[Source data]
══════════════════════════════
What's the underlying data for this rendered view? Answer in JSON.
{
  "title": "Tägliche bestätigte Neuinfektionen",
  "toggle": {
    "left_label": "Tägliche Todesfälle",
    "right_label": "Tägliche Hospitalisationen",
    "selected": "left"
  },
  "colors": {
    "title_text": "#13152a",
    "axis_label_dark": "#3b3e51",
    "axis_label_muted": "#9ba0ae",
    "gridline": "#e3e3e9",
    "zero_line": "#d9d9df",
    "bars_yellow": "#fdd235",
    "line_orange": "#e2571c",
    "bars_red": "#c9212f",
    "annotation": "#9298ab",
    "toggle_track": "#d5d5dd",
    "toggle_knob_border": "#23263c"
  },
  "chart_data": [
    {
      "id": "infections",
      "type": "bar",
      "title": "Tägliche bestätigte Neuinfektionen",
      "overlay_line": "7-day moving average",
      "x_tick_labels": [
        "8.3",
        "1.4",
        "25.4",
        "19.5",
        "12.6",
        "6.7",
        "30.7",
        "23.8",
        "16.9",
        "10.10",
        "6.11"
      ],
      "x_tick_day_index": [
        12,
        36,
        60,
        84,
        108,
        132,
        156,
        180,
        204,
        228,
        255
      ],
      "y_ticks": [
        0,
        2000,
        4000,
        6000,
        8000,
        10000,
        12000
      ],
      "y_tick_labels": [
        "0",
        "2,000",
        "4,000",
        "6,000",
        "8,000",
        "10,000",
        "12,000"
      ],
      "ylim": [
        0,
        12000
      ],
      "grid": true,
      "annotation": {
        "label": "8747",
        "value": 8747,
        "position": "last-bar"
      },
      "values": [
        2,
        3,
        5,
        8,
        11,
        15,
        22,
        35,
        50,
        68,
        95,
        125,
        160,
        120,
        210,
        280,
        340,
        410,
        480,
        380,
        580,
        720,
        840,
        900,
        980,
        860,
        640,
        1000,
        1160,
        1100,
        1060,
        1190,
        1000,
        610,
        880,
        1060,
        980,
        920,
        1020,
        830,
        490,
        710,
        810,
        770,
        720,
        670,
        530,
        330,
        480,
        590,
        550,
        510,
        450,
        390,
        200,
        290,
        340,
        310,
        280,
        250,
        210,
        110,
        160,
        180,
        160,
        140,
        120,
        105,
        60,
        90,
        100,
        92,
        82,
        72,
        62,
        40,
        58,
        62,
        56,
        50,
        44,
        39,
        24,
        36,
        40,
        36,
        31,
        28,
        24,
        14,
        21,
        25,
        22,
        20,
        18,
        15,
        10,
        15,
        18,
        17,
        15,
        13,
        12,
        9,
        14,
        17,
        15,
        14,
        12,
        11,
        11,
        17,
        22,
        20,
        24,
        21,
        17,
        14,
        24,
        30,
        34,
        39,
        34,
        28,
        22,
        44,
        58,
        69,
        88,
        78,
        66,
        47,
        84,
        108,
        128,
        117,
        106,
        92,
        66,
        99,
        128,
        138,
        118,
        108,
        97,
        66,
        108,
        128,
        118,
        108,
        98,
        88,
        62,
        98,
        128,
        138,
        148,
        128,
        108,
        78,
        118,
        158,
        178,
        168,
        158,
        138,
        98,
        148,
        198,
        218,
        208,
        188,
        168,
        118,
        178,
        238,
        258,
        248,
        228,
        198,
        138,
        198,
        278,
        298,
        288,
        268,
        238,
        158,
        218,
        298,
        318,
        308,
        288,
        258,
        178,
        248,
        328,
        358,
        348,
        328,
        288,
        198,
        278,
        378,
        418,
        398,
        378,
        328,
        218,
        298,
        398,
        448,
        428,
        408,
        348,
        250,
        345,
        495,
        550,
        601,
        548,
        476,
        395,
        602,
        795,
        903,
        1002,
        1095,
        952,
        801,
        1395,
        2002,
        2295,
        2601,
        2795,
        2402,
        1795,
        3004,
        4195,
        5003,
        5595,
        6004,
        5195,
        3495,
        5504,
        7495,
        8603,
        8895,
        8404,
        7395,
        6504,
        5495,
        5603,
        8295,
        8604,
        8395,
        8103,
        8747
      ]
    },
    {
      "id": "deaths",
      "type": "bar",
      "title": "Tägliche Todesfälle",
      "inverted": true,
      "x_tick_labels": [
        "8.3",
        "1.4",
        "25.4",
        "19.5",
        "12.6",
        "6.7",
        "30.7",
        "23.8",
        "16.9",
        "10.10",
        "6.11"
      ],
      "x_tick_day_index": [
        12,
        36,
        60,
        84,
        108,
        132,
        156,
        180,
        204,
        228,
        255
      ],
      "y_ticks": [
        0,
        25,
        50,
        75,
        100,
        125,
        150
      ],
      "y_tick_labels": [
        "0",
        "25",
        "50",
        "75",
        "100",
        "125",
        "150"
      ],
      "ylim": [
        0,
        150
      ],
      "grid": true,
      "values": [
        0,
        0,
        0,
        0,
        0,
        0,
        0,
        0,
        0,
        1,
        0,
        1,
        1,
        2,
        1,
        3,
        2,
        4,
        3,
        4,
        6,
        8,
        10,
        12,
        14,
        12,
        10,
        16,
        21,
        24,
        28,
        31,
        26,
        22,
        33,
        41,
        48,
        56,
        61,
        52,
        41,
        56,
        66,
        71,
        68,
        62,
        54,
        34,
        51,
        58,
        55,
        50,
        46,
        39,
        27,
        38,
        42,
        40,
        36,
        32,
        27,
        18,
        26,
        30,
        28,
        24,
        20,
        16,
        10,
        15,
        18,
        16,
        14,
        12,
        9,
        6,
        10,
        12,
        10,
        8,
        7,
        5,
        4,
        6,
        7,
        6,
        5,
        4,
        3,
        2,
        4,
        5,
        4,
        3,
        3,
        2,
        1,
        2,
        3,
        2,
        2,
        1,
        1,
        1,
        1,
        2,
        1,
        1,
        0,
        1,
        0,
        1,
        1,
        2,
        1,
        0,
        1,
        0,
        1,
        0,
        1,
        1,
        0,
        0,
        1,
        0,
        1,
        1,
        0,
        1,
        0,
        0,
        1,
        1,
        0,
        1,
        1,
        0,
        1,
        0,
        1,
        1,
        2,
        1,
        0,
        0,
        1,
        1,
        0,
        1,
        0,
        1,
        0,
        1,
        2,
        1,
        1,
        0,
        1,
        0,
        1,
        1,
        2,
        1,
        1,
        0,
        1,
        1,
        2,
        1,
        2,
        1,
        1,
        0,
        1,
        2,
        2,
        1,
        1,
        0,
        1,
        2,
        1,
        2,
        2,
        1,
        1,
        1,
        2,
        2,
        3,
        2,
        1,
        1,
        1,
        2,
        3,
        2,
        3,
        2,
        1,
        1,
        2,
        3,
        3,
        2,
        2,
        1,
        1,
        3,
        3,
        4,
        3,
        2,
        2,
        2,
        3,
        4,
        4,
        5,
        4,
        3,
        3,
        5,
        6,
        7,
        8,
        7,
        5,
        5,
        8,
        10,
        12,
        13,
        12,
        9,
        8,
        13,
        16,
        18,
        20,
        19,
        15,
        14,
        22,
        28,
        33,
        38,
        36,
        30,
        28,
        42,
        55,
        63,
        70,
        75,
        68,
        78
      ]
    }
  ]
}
══════════════════════════════
#### [DIRECTION]
In the material above, show every line where the word "Neuinfektionen" turns up.

#### [SOLUTION TO THE EXERCISE]
  "title": "Tägliche bestätigte Neuinfektionen",
      "title": "Tägliche bestätigte Neuinfektionen",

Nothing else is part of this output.